▸ Challenge: List all the lines in these records that hold "title".

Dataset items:
################

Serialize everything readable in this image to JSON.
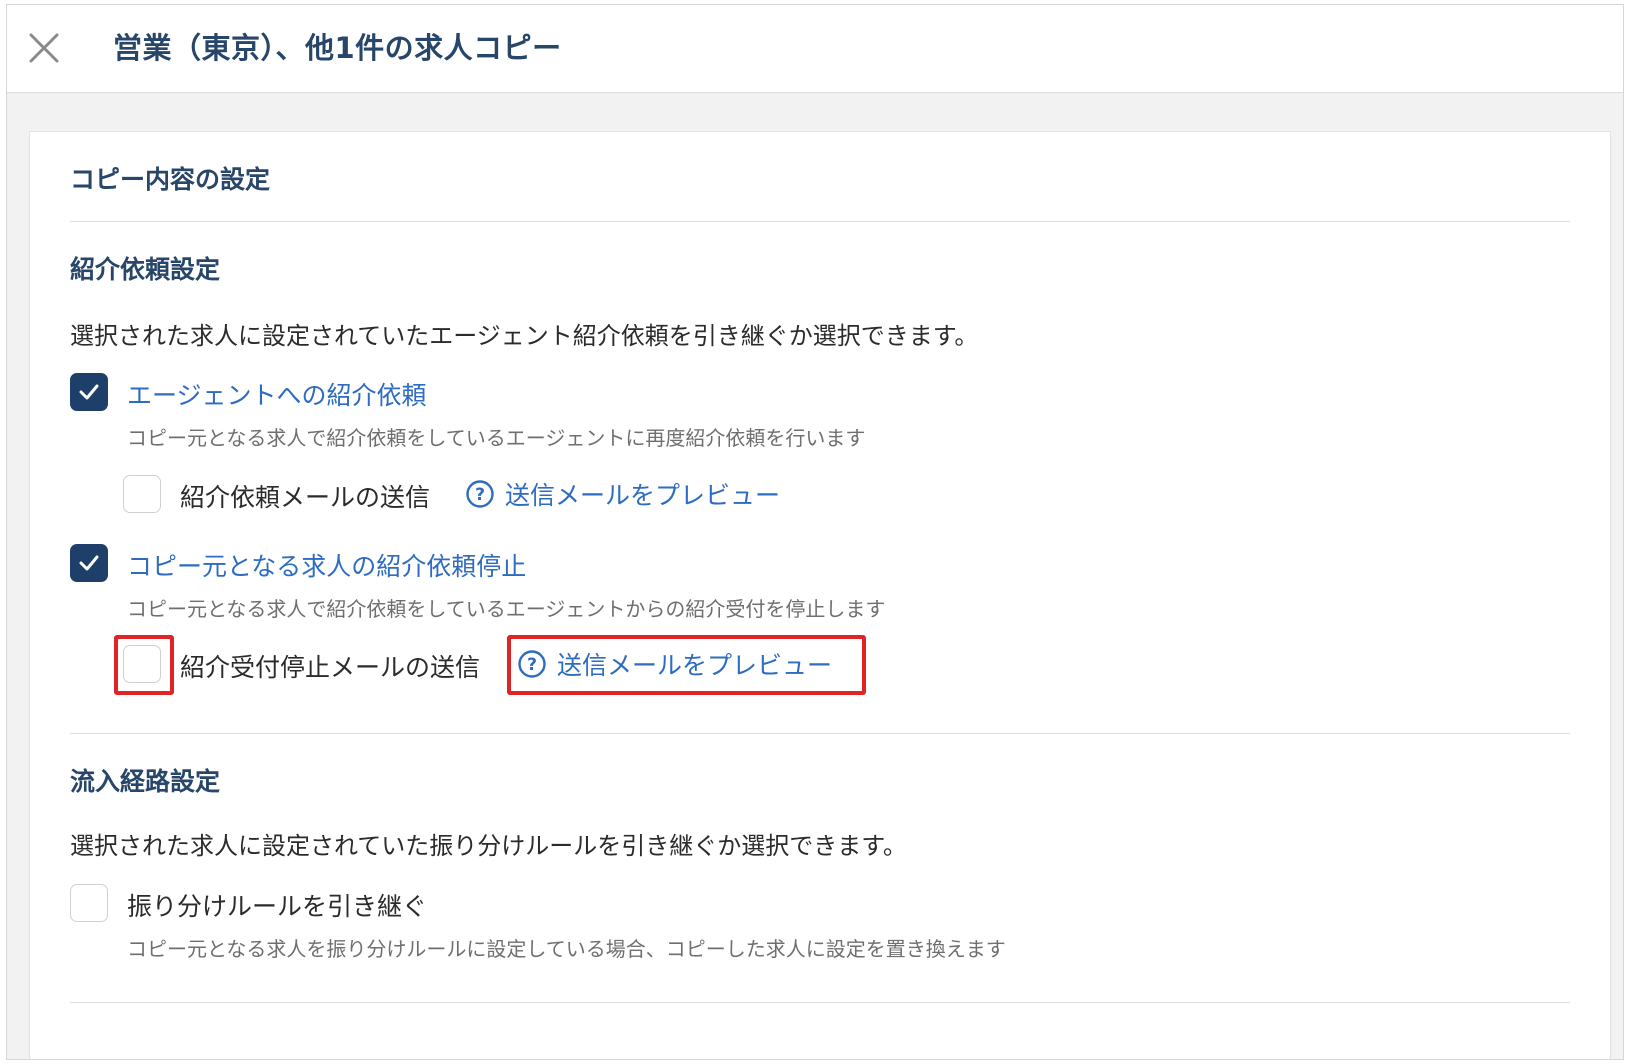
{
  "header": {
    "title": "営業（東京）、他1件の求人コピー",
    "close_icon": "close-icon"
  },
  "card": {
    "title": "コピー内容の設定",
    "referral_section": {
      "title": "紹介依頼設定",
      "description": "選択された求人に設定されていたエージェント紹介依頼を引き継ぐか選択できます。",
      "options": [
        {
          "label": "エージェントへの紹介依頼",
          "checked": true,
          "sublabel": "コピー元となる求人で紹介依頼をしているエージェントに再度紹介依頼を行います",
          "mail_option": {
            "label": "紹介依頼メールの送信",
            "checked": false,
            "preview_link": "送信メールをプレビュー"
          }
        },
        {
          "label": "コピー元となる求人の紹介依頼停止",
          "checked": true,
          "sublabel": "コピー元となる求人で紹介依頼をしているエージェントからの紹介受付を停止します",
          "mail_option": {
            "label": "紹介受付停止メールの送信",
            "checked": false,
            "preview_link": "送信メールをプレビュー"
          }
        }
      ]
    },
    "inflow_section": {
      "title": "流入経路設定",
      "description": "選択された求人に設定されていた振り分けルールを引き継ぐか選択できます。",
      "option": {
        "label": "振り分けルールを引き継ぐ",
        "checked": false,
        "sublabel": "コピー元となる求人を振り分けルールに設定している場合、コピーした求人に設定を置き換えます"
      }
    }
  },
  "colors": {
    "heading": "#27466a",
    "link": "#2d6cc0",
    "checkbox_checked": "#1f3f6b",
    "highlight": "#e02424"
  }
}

################

▸ Result of this exercise:
    "title": "営業（東京）、他1件の求人コピー",
    "title": "コピー内容の設定",
      "title": "紹介依頼設定",
      "title": "流入経路設定",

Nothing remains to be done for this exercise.